What is expected —
Below is the data. Give it again, complete and exact.

··· Working data

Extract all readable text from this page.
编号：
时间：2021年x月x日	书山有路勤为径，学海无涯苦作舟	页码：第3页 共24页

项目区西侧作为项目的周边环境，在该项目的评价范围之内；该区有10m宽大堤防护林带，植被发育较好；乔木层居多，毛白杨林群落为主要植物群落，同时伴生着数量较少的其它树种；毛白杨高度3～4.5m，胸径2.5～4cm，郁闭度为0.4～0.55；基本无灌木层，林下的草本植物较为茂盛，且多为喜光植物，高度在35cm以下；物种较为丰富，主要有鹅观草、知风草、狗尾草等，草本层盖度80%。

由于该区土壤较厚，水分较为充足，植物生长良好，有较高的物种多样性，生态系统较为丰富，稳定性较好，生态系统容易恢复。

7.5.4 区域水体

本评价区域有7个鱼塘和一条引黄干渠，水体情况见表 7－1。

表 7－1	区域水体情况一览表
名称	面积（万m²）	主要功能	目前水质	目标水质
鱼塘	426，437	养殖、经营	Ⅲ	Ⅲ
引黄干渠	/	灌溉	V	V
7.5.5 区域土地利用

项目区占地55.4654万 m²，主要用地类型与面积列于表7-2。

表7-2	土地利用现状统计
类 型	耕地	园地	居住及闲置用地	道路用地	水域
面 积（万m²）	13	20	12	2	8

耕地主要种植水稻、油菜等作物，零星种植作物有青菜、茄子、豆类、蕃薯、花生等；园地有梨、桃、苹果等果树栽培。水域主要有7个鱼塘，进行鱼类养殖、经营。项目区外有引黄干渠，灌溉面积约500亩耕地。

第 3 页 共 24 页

······

Task response —
Extract all readable text from this page.
编号：
时间：2021年x月x日	书山有路勤为径，学海无涯苦作舟	页码：第3页 共24页

项目区西侧作为项目的周边环境，在该项目的评价范围之内；该区有10m宽大堤防护林带，植被发育较好；乔木层居多，毛白杨林群落为主要植物群落，同时伴生着数量较少的其它树种；毛白杨高度3～4.5m，胸径2.5～4cm，郁闭度为0.4～0.55；基本无灌木层，林下的草本植物较为茂盛，且多为喜光植物，高度在35cm以下；物种较为丰富，主要有鹅观草、知风草、狗尾草等，草本层盖度80%。

由于该区土壤较厚，水分较为充足，植物生长良好，有较高的物种多样性，生态系统较为丰富，稳定性较好，生态系统容易恢复。

7.5.4 区域水体

本评价区域有7个鱼塘和一条引黄干渠，水体情况见表 7－1。

表 7－1	区域水体情况一览表
名称	面积（万m²）	主要功能	目前水质	目标水质
鱼塘	426，437	养殖、经营	Ⅲ	Ⅲ
引黄干渠	/	灌溉	V	V
7.5.5 区域土地利用

项目区占地55.4654万 m²，主要用地类型与面积列于表7-2。

表7-2	土地利用现状统计
类 型	耕地	园地	居住及闲置用地	道路用地	水域
面 积（万m²）	13	20	12	2	8

耕地主要种植水稻、油菜等作物，零星种植作物有青菜、茄子、豆类、蕃薯、花生等；园地有梨、桃、苹果等果树栽培。水域主要有7个鱼塘，进行鱼类养殖、经营。项目区外有引黄干渠，灌溉面积约500亩耕地。

第 3 页 共 24 页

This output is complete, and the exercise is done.